**WORKING DATA**:
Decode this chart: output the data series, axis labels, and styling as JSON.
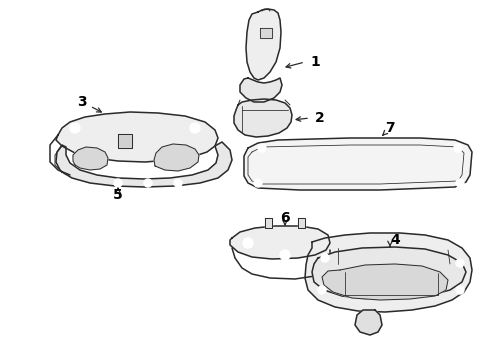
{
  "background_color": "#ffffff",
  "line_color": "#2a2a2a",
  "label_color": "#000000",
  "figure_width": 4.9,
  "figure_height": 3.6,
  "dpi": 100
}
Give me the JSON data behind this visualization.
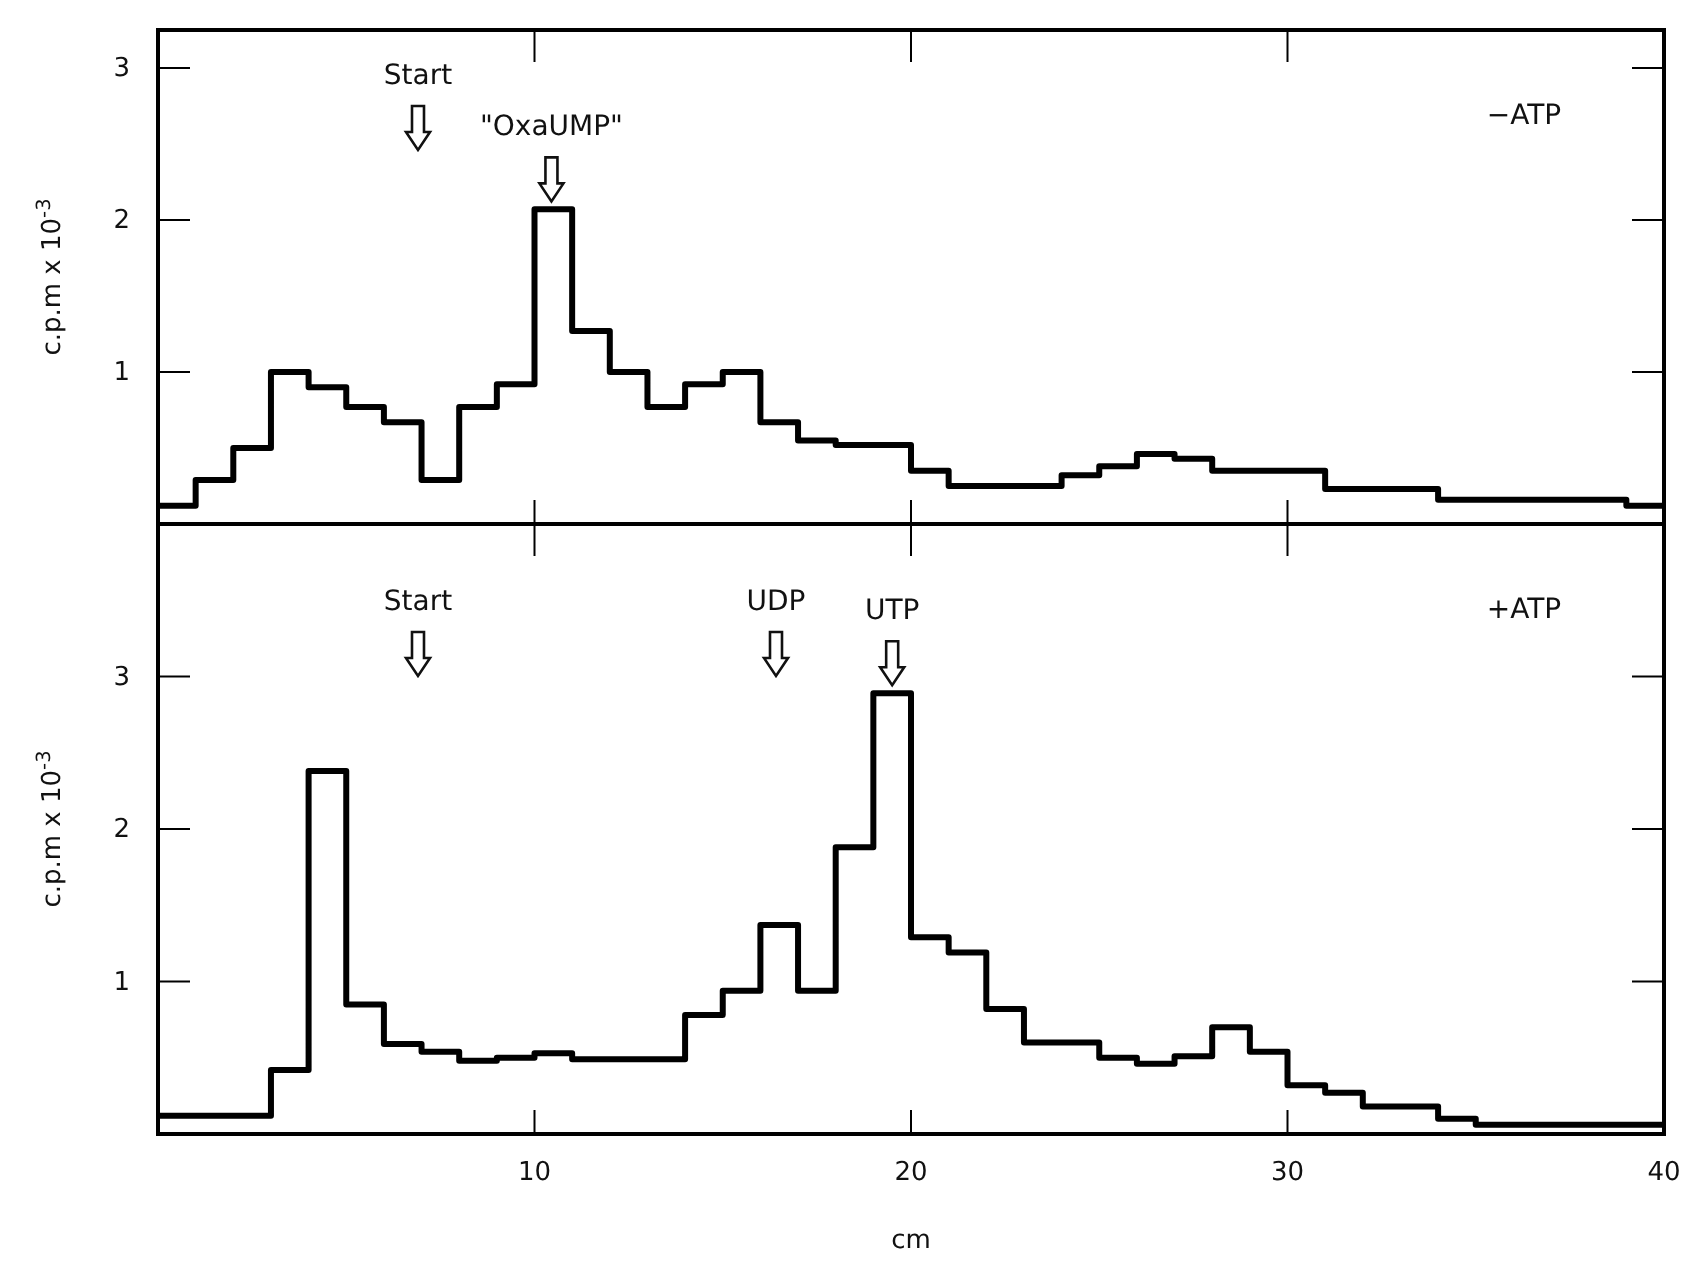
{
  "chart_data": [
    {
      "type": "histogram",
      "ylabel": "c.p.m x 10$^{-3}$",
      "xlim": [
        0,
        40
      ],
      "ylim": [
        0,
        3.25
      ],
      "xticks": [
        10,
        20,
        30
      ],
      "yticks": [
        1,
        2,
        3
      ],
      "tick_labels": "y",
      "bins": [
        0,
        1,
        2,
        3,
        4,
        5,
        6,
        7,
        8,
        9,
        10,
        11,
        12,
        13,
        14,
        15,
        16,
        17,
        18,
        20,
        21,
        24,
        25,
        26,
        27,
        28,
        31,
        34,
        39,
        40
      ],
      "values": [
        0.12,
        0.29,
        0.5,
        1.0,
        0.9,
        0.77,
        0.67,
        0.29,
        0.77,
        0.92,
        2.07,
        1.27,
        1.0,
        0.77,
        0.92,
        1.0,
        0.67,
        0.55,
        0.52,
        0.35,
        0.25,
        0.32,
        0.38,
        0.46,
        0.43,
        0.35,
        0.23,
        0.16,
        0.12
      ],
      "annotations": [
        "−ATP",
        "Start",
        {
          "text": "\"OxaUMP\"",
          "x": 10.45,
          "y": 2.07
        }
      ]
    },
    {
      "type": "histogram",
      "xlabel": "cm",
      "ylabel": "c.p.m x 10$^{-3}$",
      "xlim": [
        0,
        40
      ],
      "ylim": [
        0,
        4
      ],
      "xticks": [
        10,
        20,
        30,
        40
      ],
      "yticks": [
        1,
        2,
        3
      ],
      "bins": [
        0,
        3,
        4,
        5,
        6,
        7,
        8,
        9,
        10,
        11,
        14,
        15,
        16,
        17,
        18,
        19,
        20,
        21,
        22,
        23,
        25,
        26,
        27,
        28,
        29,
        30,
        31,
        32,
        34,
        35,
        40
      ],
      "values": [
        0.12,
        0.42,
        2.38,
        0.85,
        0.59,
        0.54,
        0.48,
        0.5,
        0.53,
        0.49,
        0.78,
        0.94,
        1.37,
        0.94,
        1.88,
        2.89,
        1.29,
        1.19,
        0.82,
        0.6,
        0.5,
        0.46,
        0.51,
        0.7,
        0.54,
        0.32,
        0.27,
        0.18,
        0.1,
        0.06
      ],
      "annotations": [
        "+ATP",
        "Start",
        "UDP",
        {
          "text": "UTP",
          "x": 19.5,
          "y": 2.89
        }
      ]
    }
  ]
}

**YOUR OBJECTIVE**: Transcribe every entry above exactly. Omit all pictures.

**SOLUTION**:
Decode this chart: output the data series, axis labels, and styling as JSON.
{
  "background_color": "#ffffff",
  "line_color": "#2a2a2a",
  "label_color": "#000000",
  "figure_width": 4.9,
  "figure_height": 3.6,
  "dpi": 100
}
Give me the JSON data behind this visualization.
{
  "chart_data": [
    {
      "type": "histogram",
      "ylabel": "c.p.m x 10$^{-3}$",
      "xlim": [
        0,
        40
      ],
      "ylim": [
        0,
        3.25
      ],
      "xticks": [
        10,
        20,
        30
      ],
      "yticks": [
        1,
        2,
        3
      ],
      "tick_labels": "y",
      "bins": [
        0,
        1,
        2,
        3,
        4,
        5,
        6,
        7,
        8,
        9,
        10,
        11,
        12,
        13,
        14,
        15,
        16,
        17,
        18,
        20,
        21,
        24,
        25,
        26,
        27,
        28,
        31,
        34,
        39,
        40
      ],
      "values": [
        0.12,
        0.29,
        0.5,
        1.0,
        0.9,
        0.77,
        0.67,
        0.29,
        0.77,
        0.92,
        2.07,
        1.27,
        1.0,
        0.77,
        0.92,
        1.0,
        0.67,
        0.55,
        0.52,
        0.35,
        0.25,
        0.32,
        0.38,
        0.46,
        0.43,
        0.35,
        0.23,
        0.16,
        0.12
      ],
      "annotations": [
        "−ATP",
        "Start",
        {
          "text": "\"OxaUMP\"",
          "x": 10.45,
          "y": 2.07
        }
      ]
    },
    {
      "type": "histogram",
      "xlabel": "cm",
      "ylabel": "c.p.m x 10$^{-3}$",
      "xlim": [
        0,
        40
      ],
      "ylim": [
        0,
        4
      ],
      "xticks": [
        10,
        20,
        30,
        40
      ],
      "yticks": [
        1,
        2,
        3
      ],
      "bins": [
        0,
        3,
        4,
        5,
        6,
        7,
        8,
        9,
        10,
        11,
        14,
        15,
        16,
        17,
        18,
        19,
        20,
        21,
        22,
        23,
        25,
        26,
        27,
        28,
        29,
        30,
        31,
        32,
        34,
        35,
        40
      ],
      "values": [
        0.12,
        0.42,
        2.38,
        0.85,
        0.59,
        0.54,
        0.48,
        0.5,
        0.53,
        0.49,
        0.78,
        0.94,
        1.37,
        0.94,
        1.88,
        2.89,
        1.29,
        1.19,
        0.82,
        0.6,
        0.5,
        0.46,
        0.51,
        0.7,
        0.54,
        0.32,
        0.27,
        0.18,
        0.1,
        0.06
      ],
      "annotations": [
        "+ATP",
        "Start",
        "UDP",
        {
          "text": "UTP",
          "x": 19.5,
          "y": 2.89
        }
      ]
    }
  ]
}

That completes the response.